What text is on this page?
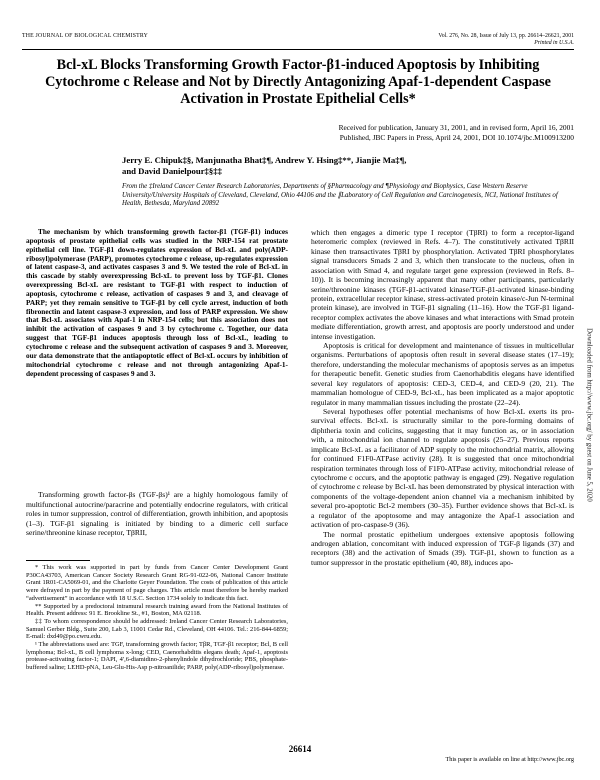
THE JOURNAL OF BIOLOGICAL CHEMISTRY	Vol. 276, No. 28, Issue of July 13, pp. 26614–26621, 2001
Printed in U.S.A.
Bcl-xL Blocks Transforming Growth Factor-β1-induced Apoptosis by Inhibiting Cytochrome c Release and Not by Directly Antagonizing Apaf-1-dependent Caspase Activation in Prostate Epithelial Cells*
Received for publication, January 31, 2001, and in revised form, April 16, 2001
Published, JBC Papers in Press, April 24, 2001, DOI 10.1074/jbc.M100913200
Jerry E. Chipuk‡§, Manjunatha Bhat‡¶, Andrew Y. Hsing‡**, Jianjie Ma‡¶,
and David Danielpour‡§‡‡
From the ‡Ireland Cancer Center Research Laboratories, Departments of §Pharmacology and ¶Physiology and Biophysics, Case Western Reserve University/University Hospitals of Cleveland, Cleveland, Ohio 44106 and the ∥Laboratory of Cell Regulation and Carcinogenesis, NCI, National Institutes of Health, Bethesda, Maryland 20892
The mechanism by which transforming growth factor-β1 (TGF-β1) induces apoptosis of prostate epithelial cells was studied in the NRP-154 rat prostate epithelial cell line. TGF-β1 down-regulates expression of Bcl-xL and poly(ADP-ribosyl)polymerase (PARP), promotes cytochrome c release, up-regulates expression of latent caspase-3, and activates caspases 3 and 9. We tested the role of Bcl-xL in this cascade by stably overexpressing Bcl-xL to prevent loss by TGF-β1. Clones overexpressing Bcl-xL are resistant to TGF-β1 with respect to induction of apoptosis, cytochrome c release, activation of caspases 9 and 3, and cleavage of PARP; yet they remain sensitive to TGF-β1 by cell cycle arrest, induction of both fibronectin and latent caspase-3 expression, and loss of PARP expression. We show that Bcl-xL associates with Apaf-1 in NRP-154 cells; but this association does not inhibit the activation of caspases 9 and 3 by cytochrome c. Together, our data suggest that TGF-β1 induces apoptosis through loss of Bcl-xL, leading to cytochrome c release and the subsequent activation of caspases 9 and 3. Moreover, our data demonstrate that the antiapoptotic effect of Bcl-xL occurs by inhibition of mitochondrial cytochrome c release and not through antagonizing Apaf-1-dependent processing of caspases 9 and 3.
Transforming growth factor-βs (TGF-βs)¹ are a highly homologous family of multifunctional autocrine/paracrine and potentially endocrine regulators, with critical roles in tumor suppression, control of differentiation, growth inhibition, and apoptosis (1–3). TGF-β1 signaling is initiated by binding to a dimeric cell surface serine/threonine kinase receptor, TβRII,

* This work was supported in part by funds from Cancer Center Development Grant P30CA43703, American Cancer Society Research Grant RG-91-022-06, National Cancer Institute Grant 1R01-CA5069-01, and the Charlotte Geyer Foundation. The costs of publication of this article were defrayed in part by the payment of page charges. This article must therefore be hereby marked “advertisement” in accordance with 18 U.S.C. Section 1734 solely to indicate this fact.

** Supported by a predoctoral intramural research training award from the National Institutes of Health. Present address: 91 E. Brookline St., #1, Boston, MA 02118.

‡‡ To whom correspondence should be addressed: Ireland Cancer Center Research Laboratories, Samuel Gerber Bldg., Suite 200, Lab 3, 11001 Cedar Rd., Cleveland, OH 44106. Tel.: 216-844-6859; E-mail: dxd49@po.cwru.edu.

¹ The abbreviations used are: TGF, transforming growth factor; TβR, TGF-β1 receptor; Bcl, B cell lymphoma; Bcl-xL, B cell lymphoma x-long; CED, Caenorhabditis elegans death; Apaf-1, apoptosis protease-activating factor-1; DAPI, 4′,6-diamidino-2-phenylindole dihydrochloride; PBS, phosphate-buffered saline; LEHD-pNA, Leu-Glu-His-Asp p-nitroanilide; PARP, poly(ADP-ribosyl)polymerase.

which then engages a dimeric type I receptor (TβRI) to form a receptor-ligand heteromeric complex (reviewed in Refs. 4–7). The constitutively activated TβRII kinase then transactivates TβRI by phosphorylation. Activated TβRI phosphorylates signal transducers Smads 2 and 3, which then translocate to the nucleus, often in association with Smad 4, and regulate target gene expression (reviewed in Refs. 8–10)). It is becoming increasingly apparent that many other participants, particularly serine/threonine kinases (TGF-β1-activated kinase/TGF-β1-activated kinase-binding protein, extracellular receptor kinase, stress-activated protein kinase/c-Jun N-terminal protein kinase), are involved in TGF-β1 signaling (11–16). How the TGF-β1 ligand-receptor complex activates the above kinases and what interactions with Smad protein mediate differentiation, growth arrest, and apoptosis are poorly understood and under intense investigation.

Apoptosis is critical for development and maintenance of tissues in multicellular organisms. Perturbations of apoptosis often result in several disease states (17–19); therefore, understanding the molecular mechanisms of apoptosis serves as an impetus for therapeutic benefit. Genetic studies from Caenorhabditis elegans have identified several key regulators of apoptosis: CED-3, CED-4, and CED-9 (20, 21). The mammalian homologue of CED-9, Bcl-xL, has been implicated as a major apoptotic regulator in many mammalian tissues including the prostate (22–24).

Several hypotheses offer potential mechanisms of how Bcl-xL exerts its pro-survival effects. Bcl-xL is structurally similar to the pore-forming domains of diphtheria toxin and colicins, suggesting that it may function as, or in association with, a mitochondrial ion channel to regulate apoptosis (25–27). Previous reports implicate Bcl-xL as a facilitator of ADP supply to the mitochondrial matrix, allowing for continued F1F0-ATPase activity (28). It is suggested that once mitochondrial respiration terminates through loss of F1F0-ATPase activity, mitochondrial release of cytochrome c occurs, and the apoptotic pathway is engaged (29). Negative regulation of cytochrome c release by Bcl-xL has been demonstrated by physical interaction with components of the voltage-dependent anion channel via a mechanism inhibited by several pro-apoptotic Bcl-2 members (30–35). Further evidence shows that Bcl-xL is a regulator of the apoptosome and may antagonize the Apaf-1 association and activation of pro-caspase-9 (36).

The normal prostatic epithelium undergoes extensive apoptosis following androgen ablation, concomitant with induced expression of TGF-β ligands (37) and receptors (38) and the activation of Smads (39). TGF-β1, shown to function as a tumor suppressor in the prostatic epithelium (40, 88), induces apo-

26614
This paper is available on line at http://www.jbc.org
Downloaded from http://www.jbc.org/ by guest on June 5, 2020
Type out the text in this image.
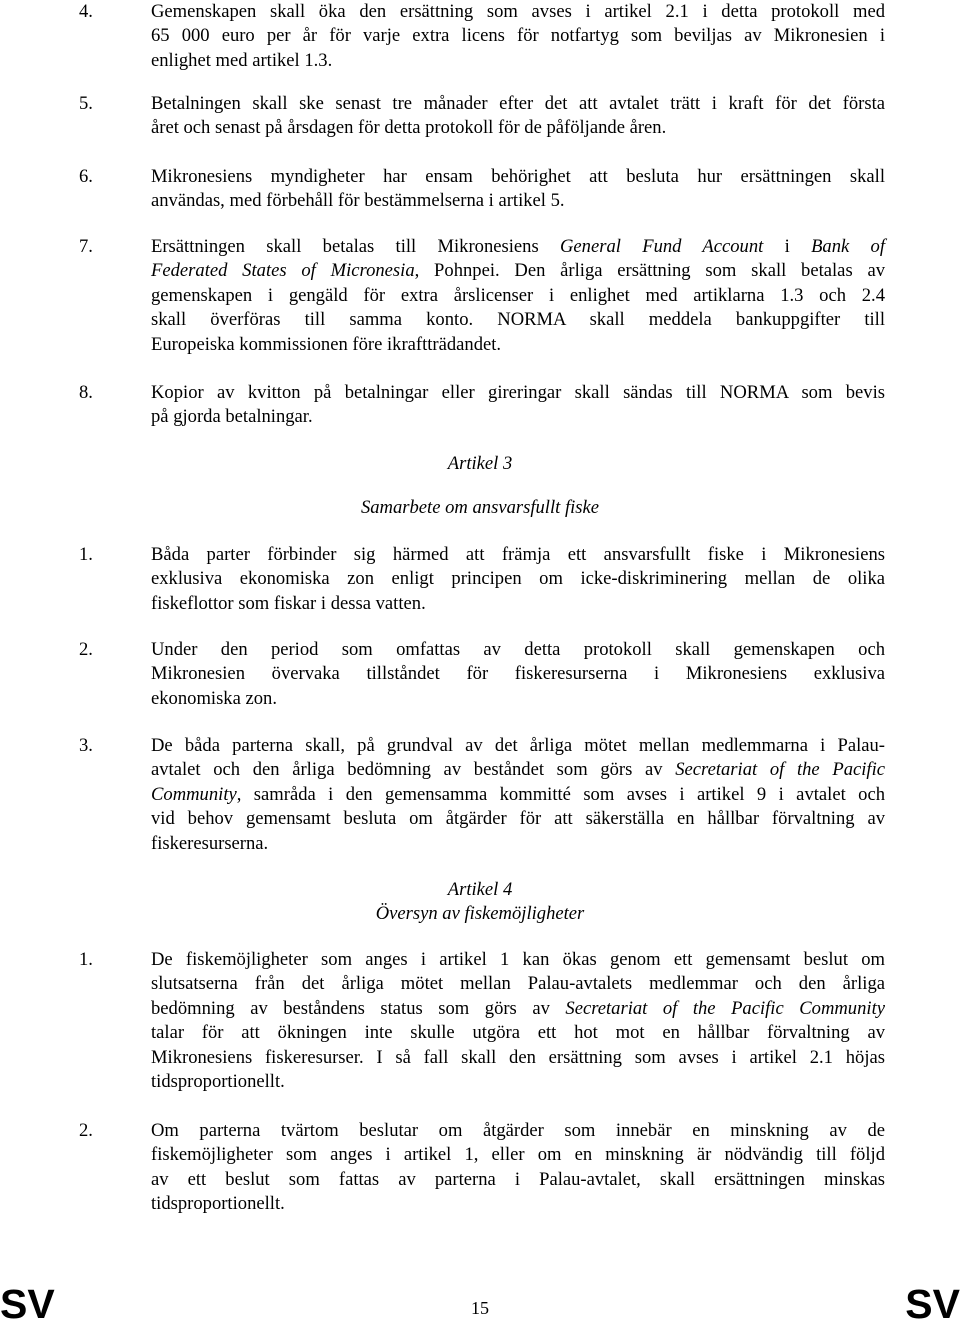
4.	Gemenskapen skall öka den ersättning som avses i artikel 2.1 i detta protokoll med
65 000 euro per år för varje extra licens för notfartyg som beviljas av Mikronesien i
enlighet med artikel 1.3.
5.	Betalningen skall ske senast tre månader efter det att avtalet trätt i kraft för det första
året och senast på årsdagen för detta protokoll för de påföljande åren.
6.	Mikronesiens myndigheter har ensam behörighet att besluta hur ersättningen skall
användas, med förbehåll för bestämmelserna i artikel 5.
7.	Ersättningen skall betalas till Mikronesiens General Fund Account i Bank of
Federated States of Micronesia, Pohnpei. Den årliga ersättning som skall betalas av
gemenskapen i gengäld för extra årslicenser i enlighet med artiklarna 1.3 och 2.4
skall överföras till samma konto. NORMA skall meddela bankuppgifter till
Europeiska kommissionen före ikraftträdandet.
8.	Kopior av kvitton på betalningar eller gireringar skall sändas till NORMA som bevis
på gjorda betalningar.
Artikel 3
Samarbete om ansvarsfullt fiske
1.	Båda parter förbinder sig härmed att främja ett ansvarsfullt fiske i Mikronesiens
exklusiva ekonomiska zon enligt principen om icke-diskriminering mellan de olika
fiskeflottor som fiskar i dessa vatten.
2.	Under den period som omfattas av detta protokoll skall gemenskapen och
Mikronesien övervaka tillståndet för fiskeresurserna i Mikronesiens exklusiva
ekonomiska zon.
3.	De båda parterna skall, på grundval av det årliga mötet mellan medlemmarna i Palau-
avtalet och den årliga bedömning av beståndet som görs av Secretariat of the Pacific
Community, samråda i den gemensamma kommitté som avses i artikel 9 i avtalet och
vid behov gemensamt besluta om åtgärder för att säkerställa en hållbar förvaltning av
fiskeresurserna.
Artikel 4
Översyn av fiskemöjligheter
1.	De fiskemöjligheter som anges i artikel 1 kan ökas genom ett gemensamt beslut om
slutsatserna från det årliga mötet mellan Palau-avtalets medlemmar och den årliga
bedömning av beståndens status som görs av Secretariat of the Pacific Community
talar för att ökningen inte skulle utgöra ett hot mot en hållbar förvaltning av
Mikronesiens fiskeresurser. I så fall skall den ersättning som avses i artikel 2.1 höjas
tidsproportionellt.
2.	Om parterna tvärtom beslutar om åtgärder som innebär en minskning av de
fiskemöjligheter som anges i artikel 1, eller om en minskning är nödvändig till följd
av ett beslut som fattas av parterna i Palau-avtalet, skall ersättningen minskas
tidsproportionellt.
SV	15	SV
-.-.-
# Task details:
Please give the number of lines in the entries that contain the word "Health", and nothing besides it.

# Solved problem:
2